::: DATA SHOWN :::
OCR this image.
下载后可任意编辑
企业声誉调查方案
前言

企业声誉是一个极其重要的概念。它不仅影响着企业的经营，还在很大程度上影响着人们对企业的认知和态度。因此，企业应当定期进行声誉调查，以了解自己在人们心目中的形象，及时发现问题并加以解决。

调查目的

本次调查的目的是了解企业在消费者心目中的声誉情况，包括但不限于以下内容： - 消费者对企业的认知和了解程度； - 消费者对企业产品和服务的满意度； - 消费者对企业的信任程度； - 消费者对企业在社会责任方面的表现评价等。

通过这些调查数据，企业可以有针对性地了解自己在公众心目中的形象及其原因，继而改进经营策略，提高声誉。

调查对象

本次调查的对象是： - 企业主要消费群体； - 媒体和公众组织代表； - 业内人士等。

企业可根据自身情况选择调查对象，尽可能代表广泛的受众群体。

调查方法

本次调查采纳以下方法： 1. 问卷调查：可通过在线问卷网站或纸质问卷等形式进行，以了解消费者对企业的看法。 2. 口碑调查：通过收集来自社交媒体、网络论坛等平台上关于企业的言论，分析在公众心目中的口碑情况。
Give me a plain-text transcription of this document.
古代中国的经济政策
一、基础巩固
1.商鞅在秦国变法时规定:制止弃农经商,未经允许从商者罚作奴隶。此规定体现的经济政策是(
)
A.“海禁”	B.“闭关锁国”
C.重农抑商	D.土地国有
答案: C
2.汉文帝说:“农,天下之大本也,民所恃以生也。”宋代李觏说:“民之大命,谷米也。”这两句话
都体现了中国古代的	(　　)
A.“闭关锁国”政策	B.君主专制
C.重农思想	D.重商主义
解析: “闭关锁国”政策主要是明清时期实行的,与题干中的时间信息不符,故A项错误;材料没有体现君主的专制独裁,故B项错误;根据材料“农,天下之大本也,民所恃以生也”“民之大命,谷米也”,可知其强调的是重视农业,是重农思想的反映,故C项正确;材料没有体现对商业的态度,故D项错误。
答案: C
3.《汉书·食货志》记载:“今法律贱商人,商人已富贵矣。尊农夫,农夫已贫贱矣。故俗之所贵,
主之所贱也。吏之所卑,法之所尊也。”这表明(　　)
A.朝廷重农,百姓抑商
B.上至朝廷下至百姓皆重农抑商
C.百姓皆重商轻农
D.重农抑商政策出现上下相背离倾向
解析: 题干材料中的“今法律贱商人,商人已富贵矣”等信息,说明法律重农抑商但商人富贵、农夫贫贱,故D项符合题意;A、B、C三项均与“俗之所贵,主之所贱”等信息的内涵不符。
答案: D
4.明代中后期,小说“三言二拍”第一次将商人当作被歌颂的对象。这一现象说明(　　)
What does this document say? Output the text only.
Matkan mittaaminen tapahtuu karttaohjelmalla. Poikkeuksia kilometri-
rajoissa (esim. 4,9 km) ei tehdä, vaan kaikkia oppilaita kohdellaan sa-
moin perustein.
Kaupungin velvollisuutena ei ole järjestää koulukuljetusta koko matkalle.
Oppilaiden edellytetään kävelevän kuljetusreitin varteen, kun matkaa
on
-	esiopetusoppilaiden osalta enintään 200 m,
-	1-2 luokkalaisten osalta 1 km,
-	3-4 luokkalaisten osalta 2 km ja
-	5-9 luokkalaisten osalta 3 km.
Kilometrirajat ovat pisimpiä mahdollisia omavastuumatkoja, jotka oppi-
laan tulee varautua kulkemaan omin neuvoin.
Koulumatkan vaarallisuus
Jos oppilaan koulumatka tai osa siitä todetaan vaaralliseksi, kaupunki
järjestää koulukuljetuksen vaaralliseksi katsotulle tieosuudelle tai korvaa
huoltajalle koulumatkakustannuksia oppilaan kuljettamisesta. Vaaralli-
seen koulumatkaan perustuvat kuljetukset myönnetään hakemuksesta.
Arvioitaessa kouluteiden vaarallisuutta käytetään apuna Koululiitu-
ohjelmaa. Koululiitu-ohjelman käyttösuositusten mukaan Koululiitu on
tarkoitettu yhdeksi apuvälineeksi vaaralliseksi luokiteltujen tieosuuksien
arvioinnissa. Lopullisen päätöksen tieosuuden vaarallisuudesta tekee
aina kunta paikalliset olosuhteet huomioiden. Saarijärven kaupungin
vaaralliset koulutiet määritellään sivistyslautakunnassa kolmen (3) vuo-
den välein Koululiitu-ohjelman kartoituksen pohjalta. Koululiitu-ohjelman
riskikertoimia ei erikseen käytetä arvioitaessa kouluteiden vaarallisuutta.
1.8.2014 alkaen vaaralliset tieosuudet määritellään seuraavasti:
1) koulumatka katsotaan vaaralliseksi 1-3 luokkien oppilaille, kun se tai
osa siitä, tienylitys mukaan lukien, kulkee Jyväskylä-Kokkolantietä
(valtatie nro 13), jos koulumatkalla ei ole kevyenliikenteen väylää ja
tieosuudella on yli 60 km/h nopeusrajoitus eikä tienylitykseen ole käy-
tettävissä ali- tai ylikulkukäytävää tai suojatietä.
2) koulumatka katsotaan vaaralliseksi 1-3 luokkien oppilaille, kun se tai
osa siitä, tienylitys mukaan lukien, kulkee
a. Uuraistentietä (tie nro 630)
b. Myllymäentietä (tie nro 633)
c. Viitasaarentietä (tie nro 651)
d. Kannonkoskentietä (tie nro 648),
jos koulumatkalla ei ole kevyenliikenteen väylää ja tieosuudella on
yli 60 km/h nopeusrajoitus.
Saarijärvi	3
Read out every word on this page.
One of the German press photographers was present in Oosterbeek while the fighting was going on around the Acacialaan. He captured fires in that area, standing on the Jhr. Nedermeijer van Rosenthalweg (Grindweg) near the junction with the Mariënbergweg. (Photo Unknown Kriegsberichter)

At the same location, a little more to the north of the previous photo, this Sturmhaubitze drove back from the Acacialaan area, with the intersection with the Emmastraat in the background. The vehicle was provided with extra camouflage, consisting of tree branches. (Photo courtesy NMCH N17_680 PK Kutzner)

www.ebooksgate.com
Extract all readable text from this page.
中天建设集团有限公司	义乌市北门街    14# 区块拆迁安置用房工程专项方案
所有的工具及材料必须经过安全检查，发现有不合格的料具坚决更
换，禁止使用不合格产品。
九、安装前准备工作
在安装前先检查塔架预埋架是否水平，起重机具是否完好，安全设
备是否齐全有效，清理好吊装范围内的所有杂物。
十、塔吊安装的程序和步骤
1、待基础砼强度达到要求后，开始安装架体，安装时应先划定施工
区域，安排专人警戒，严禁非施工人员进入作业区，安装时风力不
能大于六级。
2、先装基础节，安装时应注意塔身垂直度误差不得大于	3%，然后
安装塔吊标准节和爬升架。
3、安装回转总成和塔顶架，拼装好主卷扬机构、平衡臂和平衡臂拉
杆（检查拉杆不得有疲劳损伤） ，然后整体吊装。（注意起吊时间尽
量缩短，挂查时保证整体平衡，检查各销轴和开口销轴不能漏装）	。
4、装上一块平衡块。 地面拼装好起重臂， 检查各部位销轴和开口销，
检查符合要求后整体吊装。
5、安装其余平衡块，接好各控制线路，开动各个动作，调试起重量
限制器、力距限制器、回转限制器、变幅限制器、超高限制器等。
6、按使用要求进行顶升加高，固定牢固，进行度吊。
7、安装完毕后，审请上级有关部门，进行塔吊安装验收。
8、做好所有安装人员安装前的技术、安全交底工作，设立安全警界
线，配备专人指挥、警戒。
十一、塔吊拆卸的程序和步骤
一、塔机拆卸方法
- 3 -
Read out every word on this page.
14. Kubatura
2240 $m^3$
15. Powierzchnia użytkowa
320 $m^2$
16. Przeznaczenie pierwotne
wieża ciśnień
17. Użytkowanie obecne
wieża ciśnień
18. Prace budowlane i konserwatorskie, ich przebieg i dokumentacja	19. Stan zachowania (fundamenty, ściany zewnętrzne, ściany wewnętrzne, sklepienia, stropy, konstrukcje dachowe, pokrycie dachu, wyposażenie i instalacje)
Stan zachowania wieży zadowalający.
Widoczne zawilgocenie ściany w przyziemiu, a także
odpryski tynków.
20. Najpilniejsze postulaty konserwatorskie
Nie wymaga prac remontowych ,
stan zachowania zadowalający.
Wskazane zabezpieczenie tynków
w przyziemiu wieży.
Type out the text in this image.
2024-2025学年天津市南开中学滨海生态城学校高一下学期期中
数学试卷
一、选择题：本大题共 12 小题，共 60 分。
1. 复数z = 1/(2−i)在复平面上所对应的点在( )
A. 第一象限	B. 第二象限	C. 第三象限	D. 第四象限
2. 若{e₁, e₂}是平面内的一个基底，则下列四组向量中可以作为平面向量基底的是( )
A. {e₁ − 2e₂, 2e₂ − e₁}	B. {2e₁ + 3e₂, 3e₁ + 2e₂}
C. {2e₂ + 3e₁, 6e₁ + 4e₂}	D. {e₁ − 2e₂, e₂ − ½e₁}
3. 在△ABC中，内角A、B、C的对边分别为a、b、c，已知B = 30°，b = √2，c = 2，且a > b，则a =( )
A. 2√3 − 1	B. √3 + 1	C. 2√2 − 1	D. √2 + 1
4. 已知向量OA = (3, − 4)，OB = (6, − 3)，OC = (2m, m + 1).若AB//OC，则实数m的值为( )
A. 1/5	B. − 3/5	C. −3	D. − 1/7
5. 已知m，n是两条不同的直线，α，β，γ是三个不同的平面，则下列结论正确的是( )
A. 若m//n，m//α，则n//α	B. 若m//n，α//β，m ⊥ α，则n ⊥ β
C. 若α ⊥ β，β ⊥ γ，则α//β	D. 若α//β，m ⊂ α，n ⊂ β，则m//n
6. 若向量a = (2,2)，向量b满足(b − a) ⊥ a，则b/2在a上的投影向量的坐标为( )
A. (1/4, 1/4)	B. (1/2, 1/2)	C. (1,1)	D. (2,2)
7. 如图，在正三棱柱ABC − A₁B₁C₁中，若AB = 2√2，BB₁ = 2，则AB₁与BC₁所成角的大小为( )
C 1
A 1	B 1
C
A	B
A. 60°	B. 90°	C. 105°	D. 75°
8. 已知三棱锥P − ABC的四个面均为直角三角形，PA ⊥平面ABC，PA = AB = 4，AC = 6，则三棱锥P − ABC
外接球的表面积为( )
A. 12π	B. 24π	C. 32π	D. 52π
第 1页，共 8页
:::
| WHAT THE EXERCISE ASKS |
Which lines in the records above contain the string "mukaan"? Copy each one.

| OUTPUT OF THE TASK |
ohjelmaa. Koululiitu-ohjelman käyttösuositusten mukaan Koululiitu on
osa siitä, tienylitys mukaan lukien, kulkee Jyväskylä-Kokkolantietä
osa siitä, tienylitys mukaan lukien, kulkee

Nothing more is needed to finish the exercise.